_AIM OF THE EXERCISE_
Transcribe verbatim every line from the line containing "What's the underlying" to the end of the entries, including both endpoints. Output nothing beyond those lines.

[Dataset rows about figures]
◆ ◆ ◆ ◆ ◆ ◆ ◆

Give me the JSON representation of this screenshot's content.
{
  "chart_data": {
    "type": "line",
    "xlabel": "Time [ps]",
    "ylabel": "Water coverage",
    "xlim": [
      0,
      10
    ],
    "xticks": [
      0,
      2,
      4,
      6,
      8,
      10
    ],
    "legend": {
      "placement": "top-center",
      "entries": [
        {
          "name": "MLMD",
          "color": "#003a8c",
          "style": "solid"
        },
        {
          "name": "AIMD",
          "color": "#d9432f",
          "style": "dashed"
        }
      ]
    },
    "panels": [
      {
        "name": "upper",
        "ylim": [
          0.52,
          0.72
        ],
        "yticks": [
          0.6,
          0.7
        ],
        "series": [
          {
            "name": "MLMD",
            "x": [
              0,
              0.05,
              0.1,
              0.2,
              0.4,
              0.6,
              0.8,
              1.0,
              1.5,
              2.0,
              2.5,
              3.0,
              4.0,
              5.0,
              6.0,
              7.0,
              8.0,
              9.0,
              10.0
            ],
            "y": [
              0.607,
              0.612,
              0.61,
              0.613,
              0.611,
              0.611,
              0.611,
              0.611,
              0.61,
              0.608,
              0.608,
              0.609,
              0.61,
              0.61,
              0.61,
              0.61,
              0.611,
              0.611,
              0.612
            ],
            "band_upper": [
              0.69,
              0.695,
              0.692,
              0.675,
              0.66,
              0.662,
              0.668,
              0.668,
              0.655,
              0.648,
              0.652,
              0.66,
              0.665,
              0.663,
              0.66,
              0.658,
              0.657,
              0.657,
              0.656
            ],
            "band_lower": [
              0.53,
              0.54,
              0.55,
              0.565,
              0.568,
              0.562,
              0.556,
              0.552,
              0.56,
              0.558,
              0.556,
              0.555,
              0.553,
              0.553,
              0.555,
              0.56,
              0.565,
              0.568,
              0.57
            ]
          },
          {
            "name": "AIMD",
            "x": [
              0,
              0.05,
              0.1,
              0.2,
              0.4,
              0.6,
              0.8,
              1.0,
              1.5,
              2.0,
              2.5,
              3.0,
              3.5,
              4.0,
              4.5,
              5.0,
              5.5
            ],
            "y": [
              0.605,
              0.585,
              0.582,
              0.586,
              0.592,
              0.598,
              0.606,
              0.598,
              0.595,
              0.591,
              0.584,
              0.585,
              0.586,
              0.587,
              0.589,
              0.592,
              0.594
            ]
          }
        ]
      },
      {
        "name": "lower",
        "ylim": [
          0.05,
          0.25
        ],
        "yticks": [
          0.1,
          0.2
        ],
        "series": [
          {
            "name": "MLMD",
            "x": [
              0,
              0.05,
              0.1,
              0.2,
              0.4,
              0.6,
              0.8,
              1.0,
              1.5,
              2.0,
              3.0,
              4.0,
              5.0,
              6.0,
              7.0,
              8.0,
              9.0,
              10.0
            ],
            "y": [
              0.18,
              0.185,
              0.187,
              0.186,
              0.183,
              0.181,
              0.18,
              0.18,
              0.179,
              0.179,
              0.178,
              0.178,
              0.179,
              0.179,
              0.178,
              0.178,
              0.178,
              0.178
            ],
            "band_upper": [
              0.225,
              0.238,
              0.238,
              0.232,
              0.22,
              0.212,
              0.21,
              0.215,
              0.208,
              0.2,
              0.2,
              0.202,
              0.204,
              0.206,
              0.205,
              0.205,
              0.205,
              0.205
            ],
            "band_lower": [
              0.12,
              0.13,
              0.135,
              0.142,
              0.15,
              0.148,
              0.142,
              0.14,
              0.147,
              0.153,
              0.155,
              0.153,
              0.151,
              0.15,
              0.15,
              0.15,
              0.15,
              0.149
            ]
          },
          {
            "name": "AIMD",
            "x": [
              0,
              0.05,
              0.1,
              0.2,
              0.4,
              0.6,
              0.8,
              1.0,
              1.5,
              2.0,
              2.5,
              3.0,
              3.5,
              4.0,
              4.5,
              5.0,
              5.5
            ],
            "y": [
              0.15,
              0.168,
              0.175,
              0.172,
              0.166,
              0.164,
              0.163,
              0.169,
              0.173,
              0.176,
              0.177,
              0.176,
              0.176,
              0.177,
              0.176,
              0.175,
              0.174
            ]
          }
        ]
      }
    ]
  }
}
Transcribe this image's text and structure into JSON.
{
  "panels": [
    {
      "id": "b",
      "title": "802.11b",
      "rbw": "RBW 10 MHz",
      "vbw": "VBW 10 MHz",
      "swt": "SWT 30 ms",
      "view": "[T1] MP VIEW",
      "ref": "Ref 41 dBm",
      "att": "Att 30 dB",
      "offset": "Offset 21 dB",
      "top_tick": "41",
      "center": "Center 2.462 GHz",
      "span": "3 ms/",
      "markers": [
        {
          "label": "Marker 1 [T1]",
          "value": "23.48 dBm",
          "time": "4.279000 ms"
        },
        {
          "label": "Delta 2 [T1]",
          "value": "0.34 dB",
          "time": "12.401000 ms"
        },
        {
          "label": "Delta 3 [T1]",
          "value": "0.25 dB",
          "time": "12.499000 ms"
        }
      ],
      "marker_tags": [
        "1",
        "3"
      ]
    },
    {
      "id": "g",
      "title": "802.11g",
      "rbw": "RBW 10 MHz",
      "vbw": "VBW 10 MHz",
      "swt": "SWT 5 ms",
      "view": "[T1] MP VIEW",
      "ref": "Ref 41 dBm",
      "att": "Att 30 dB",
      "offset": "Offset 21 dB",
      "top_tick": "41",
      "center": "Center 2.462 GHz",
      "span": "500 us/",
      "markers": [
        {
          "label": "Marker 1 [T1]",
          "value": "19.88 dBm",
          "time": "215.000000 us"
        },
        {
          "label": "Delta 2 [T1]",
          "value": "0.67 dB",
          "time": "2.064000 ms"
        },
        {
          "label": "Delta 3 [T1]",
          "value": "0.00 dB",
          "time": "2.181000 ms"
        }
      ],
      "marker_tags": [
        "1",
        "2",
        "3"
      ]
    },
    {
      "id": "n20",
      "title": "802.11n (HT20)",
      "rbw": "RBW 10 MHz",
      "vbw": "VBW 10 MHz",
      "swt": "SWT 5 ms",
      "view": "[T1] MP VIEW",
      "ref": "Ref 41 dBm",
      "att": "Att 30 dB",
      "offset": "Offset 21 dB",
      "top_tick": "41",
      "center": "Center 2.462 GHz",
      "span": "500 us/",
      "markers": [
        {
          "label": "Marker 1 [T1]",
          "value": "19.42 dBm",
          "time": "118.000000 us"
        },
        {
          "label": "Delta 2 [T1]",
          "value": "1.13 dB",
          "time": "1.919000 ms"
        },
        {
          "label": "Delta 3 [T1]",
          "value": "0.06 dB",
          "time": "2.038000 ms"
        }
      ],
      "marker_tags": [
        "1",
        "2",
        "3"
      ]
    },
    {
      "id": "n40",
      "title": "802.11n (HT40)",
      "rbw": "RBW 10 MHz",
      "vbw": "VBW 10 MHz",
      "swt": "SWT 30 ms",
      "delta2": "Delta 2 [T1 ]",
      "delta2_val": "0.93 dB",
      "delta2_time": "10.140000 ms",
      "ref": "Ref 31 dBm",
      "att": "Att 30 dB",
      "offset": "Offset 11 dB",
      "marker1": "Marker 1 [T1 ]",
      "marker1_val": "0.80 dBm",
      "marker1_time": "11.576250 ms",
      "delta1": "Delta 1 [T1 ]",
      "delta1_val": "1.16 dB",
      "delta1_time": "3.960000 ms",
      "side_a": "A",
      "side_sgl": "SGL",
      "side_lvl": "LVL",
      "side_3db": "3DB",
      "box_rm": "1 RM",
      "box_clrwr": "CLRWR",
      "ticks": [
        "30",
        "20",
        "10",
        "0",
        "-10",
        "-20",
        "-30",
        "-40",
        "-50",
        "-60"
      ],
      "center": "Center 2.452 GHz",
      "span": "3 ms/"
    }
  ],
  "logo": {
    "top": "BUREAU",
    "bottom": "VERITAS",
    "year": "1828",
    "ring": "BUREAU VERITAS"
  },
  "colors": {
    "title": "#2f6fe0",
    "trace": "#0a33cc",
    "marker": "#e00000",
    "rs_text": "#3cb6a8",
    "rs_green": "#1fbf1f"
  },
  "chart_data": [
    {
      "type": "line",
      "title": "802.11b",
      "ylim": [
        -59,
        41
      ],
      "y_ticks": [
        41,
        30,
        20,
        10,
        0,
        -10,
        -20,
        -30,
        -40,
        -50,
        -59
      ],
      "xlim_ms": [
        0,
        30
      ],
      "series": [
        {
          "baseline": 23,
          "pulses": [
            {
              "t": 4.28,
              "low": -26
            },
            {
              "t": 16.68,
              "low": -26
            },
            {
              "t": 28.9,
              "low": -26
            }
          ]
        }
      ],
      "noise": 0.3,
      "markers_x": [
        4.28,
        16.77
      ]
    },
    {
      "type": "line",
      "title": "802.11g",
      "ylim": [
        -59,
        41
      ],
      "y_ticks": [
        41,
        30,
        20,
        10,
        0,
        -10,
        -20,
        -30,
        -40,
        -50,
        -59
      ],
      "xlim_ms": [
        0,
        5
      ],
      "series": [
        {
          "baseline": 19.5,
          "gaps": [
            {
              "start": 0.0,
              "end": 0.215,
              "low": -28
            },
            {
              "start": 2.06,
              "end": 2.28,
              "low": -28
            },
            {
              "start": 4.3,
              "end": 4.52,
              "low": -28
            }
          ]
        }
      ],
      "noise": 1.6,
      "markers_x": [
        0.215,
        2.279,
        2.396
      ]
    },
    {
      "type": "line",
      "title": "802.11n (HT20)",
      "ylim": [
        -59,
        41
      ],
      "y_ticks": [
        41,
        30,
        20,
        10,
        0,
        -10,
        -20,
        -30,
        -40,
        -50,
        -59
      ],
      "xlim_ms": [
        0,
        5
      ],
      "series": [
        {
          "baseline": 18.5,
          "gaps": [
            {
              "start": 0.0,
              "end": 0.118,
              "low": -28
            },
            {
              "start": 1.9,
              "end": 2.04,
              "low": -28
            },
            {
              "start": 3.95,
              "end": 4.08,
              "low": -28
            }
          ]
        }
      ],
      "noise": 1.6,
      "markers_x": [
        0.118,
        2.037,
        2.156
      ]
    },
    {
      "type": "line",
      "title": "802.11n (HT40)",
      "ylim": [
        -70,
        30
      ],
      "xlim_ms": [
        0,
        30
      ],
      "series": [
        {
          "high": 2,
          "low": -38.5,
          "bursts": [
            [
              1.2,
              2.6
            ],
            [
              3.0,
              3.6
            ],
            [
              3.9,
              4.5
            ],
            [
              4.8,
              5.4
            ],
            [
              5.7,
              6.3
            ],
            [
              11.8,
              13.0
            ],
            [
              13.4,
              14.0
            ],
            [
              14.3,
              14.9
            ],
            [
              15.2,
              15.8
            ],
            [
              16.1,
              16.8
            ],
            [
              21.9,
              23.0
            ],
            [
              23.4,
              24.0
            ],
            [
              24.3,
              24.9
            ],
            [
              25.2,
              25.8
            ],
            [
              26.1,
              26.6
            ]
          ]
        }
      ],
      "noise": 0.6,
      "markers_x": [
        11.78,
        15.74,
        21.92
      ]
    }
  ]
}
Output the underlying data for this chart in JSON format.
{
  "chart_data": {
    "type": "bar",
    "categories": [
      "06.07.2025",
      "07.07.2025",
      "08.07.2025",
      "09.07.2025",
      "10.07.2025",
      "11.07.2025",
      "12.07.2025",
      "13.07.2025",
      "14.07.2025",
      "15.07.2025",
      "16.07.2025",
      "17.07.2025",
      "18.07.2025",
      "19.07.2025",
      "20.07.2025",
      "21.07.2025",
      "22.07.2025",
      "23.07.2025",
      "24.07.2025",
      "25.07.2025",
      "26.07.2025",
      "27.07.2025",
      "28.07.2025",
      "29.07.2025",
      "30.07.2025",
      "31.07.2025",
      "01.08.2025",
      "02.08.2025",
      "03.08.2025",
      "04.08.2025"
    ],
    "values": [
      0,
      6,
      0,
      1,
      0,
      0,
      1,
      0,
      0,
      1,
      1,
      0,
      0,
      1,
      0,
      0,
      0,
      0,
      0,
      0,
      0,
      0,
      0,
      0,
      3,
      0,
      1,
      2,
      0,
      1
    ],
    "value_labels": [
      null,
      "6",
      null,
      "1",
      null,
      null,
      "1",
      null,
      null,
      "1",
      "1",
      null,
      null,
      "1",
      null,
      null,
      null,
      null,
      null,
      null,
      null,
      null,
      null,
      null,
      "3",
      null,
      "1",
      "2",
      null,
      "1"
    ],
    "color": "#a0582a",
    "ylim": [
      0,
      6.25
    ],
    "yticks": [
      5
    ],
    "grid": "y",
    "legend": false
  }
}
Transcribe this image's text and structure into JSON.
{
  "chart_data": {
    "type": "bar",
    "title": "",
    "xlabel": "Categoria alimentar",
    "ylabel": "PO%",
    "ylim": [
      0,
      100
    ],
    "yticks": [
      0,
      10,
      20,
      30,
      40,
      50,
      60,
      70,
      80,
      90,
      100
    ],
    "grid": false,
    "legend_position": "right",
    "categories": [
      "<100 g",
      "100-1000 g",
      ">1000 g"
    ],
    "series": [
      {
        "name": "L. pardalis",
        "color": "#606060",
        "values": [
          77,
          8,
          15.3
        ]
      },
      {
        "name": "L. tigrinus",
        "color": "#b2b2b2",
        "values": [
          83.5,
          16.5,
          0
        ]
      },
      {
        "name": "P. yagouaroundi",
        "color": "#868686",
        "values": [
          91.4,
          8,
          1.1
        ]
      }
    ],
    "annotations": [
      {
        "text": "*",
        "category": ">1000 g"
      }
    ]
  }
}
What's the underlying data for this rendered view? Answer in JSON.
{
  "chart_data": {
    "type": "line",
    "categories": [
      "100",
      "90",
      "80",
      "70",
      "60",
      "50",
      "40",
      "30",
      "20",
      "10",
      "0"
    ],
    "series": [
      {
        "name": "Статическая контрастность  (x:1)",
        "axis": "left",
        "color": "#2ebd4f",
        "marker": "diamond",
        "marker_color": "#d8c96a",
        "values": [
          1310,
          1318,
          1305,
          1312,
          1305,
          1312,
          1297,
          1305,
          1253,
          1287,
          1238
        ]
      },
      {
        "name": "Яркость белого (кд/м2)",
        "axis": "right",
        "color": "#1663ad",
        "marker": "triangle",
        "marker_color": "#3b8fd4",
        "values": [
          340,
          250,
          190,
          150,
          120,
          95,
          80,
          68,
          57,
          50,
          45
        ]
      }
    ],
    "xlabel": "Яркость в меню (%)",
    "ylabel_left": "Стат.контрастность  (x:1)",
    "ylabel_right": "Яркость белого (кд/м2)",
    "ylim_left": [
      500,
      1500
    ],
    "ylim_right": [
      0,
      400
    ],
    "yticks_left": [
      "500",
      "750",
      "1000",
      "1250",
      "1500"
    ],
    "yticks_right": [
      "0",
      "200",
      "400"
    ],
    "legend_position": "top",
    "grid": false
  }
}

◆ ◆ ◆ ◆ ◆ ◆ ◆

_THE COMPLETED TASK_
What's the underlying data for this rendered view? Answer in JSON.
{
  "chart_data": {
    "type": "line",
    "categories": [
      "100",
      "90",
      "80",
      "70",
      "60",
      "50",
      "40",
      "30",
      "20",
      "10",
      "0"
    ],
    "series": [
      {
        "name": "Статическая контрастность  (x:1)",
        "axis": "left",
        "color": "#2ebd4f",
        "marker": "diamond",
        "marker_color": "#d8c96a",
        "values": [
          1310,
          1318,
          1305,
          1312,
          1305,
          1312,
          1297,
          1305,
          1253,
          1287,
          1238
        ]
      },
      {
        "name": "Яркость белого (кд/м2)",
        "axis": "right",
        "color": "#1663ad",
        "marker": "triangle",
        "marker_color": "#3b8fd4",
        "values": [
          340,
          250,
          190,
          150,
          120,
          95,
          80,
          68,
          57,
          50,
          45
        ]
      }
    ],
    "xlabel": "Яркость в меню (%)",
    "ylabel_left": "Стат.контрастность  (x:1)",
    "ylabel_right": "Яркость белого (кд/м2)",
    "ylim_left": [
      500,
      1500
    ],
    "ylim_right": [
      0,
      400
    ],
    "yticks_left": [
      "500",
      "750",
      "1000",
      "1250",
      "1500"
    ],
    "yticks_right": [
      "0",
      "200",
      "400"
    ],
    "legend_position": "top",
    "grid": false
  }
}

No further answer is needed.